What you will do:
Locate all lines in the data below that hold "Fault" and show them.
★ ★ ★ ★
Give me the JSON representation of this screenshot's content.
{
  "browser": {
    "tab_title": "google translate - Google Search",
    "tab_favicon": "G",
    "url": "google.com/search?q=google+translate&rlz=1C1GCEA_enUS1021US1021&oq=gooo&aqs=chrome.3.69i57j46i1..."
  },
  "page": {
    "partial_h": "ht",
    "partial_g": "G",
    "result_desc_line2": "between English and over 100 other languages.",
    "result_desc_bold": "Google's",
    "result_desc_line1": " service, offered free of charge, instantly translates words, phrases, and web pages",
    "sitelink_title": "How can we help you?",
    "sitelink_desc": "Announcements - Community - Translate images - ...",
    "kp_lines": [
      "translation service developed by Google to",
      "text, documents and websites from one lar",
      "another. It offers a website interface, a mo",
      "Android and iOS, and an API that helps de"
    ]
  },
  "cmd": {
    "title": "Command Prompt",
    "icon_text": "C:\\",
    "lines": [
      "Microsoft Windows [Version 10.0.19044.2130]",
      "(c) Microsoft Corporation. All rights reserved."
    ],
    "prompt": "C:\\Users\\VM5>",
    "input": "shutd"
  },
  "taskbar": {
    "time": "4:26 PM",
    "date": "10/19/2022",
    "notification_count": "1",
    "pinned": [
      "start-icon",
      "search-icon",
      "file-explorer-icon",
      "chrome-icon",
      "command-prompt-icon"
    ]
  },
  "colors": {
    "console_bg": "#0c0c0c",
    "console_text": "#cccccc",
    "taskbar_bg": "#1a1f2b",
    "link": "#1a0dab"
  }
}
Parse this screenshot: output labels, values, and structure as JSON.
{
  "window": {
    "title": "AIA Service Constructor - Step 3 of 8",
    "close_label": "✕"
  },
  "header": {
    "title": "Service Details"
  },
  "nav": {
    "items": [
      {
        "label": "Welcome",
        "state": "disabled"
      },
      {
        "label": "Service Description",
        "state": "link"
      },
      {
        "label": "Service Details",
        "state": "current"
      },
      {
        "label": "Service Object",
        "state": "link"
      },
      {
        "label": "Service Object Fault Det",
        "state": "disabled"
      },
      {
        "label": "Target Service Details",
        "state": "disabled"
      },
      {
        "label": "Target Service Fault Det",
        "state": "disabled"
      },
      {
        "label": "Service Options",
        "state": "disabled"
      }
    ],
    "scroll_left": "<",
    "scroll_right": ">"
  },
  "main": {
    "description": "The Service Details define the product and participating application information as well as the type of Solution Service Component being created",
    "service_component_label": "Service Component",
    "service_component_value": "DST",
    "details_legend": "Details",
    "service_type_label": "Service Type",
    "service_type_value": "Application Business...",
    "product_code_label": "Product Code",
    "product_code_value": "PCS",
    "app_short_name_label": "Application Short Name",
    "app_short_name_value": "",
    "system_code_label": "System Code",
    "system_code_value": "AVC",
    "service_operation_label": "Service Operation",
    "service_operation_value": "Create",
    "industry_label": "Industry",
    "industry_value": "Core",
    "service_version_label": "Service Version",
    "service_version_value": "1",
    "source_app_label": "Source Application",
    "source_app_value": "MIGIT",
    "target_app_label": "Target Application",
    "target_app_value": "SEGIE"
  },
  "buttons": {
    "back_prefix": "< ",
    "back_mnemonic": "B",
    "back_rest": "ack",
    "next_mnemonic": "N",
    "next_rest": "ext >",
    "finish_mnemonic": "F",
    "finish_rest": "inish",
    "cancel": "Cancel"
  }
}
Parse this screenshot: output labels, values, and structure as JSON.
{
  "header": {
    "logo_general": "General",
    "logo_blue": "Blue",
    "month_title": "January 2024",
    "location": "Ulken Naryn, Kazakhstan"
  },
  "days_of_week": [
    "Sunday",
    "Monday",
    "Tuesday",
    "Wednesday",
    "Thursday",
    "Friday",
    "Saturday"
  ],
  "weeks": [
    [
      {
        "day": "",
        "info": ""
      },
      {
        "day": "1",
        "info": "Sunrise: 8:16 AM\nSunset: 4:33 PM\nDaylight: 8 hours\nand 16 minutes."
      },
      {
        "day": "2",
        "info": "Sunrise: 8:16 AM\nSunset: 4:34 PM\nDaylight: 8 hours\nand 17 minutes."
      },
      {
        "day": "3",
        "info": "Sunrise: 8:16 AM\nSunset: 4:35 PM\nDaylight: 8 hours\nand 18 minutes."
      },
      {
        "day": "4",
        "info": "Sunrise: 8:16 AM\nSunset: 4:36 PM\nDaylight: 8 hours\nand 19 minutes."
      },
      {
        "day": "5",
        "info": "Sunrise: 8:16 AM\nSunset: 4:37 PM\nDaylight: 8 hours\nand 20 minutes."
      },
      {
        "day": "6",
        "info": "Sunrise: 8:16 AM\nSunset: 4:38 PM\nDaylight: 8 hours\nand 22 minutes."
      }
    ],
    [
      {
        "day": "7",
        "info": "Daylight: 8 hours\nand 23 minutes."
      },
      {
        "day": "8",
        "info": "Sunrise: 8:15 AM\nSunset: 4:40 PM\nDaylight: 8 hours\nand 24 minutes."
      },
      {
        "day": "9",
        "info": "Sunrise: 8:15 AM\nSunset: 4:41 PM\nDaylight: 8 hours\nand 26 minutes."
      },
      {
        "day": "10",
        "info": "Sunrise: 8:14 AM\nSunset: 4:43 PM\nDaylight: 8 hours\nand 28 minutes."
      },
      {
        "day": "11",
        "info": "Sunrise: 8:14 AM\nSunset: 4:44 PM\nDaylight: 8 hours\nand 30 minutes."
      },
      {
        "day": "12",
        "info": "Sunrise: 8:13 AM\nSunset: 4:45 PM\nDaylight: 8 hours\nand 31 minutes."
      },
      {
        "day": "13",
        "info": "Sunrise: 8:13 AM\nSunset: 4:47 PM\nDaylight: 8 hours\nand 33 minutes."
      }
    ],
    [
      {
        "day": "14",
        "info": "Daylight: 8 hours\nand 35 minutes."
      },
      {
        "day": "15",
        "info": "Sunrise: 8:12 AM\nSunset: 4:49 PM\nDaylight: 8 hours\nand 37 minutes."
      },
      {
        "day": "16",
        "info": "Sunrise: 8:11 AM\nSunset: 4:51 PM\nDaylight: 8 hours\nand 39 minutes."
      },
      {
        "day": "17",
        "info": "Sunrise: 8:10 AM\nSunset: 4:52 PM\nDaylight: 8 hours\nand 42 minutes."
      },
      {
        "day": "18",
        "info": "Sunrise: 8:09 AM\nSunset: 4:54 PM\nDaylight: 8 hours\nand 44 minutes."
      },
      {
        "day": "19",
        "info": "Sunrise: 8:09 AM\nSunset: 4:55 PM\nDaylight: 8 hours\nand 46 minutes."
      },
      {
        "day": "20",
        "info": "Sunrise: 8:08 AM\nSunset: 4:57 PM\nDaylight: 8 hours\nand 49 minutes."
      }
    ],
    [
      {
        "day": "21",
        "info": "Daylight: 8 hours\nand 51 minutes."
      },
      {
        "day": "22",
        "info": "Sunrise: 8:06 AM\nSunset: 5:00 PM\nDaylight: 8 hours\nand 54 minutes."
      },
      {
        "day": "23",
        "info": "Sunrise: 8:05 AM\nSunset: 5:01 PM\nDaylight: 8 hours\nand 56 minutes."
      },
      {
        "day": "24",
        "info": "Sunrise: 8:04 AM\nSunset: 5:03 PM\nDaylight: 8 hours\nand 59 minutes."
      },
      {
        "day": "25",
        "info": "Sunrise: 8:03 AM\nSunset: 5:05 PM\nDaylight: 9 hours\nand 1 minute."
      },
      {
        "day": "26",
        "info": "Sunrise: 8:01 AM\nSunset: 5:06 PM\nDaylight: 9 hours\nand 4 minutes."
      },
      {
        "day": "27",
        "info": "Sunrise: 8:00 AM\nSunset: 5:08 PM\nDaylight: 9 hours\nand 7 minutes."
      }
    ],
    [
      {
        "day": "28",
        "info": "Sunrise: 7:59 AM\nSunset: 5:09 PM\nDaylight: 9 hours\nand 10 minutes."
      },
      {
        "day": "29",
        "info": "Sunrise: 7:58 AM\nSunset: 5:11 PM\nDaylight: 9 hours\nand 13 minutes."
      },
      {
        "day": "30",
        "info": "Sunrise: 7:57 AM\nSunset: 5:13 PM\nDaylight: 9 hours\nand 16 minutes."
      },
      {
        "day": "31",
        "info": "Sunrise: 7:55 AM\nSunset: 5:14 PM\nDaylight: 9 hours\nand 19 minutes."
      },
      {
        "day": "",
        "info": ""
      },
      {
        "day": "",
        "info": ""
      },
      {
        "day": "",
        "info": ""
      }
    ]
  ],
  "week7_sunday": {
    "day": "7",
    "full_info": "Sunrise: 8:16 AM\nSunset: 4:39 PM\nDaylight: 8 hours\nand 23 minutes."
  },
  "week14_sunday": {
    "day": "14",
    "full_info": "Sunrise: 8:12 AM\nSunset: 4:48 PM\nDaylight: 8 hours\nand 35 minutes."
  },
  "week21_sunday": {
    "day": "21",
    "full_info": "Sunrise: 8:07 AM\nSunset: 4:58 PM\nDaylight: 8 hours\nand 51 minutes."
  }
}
★ ★ ★ ★
The response:
        "label": "Service Object Fault Det",
        "label": "Target Service Fault Det",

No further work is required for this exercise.